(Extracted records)
▼

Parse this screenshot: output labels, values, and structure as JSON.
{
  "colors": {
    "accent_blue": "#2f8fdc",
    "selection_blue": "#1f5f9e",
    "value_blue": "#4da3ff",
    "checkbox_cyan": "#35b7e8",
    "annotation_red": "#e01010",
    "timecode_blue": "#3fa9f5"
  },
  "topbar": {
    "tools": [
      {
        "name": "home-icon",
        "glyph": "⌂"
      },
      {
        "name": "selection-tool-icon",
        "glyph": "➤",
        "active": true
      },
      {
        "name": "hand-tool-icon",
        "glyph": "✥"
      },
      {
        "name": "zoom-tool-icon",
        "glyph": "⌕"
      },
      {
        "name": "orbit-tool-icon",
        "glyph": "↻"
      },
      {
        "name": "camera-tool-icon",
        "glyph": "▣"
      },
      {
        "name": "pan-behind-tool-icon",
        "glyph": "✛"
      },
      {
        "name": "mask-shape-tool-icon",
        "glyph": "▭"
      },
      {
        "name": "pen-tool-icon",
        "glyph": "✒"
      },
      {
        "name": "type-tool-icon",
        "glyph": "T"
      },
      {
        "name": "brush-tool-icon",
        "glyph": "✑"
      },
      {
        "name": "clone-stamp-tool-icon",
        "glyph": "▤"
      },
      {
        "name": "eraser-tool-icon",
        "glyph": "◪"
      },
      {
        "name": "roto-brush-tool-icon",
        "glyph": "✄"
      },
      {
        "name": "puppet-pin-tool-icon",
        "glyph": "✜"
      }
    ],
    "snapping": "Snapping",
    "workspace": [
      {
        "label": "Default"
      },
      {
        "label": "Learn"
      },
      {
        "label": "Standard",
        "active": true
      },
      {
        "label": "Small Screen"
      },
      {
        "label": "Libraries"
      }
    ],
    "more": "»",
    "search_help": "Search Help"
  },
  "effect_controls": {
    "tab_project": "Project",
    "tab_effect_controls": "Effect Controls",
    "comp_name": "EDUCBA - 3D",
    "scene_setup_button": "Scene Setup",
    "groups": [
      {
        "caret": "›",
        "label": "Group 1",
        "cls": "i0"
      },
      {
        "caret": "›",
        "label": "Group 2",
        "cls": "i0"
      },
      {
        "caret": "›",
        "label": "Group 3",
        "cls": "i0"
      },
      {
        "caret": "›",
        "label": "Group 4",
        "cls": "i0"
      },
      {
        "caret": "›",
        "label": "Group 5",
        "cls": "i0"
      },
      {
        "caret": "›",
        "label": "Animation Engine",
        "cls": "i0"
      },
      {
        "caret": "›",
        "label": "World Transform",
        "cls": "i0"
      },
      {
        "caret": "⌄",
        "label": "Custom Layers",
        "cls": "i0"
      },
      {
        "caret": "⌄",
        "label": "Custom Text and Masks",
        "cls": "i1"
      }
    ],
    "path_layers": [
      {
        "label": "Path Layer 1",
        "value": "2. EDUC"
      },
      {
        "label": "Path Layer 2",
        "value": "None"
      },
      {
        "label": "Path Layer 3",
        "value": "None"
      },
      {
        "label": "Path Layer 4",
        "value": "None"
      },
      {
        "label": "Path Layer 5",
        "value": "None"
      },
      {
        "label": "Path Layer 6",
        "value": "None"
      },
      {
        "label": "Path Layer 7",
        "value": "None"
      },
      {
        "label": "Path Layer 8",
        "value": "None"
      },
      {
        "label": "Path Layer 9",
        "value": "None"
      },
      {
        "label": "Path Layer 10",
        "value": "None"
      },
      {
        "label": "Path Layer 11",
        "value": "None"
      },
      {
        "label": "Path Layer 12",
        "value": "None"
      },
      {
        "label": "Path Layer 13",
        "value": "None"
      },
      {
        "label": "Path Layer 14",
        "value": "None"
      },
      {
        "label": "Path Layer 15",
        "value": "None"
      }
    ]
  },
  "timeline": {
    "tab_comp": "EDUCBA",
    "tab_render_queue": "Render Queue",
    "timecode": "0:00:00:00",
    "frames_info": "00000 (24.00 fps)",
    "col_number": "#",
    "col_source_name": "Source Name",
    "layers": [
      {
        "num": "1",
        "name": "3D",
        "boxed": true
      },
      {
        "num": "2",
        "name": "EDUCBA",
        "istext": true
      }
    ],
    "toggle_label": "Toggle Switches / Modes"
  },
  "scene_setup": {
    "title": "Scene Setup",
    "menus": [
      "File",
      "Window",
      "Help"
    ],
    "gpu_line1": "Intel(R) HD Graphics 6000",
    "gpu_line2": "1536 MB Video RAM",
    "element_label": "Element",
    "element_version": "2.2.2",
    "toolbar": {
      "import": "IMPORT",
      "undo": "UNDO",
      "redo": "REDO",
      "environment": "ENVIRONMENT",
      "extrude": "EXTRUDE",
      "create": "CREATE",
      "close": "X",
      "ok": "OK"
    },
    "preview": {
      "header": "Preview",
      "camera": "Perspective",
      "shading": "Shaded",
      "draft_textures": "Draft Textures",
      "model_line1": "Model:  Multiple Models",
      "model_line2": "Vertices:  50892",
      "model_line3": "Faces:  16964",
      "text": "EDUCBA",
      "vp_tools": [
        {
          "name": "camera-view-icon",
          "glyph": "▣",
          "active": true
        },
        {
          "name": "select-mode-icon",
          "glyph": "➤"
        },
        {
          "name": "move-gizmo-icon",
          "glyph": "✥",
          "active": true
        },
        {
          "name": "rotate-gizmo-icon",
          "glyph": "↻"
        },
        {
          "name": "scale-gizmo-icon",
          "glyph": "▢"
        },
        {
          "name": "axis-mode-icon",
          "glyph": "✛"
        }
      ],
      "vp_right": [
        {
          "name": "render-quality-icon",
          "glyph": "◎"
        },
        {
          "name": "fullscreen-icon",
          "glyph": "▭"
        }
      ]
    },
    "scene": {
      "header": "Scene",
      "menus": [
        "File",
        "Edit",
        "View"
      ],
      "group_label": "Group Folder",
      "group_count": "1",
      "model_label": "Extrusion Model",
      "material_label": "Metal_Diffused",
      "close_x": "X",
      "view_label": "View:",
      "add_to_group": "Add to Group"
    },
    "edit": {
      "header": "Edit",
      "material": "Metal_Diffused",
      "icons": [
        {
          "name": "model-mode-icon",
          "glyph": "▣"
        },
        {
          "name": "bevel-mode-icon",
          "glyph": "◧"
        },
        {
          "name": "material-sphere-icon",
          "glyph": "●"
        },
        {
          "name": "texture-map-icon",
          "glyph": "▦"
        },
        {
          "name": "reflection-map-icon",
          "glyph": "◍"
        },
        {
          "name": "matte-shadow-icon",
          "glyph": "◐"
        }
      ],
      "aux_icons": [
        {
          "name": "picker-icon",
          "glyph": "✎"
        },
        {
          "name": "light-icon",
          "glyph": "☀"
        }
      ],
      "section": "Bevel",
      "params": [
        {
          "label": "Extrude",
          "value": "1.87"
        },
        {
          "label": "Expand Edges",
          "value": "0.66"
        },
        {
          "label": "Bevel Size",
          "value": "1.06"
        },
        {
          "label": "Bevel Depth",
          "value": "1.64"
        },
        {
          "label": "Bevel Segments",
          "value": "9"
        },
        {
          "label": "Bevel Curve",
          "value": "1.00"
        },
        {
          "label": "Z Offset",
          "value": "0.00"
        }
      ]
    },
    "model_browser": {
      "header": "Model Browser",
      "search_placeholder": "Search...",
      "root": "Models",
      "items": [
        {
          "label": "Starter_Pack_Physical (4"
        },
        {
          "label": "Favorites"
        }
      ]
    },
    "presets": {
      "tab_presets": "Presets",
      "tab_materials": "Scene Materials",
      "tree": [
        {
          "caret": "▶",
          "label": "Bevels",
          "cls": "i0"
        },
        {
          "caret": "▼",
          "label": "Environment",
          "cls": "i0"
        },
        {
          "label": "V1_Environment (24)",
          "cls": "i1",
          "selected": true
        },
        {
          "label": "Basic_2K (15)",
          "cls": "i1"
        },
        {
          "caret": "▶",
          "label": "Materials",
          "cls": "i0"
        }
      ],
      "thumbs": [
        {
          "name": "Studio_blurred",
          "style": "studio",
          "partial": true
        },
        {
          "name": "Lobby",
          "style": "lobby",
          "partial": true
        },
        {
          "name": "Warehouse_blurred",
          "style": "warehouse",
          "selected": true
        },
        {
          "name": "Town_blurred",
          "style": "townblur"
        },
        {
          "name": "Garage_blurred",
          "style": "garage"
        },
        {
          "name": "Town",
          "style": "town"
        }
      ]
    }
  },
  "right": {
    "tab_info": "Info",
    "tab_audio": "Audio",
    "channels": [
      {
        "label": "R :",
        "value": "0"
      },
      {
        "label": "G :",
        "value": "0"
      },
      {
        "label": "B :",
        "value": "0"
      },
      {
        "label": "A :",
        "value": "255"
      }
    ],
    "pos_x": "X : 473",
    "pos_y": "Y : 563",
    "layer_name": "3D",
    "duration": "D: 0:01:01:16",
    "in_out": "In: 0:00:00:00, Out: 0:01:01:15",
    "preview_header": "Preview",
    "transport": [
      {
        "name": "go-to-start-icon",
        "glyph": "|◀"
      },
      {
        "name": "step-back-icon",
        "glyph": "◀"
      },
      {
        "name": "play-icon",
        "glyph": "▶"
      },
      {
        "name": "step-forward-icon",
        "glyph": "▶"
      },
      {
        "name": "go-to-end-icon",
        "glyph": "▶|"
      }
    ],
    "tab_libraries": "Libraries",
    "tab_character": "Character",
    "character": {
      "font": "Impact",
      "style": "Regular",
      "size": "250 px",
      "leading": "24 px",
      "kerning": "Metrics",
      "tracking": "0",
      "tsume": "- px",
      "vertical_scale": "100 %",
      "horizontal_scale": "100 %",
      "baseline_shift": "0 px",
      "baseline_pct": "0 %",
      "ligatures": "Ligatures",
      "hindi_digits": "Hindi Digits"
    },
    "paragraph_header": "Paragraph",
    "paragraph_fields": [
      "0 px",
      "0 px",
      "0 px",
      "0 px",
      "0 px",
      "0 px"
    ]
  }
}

▲

### What the task requires
Using the records above, gather all lines where the string "Materials" is present.

### Reply
      "tab_materials": "Scene Materials",
          "label": "Materials",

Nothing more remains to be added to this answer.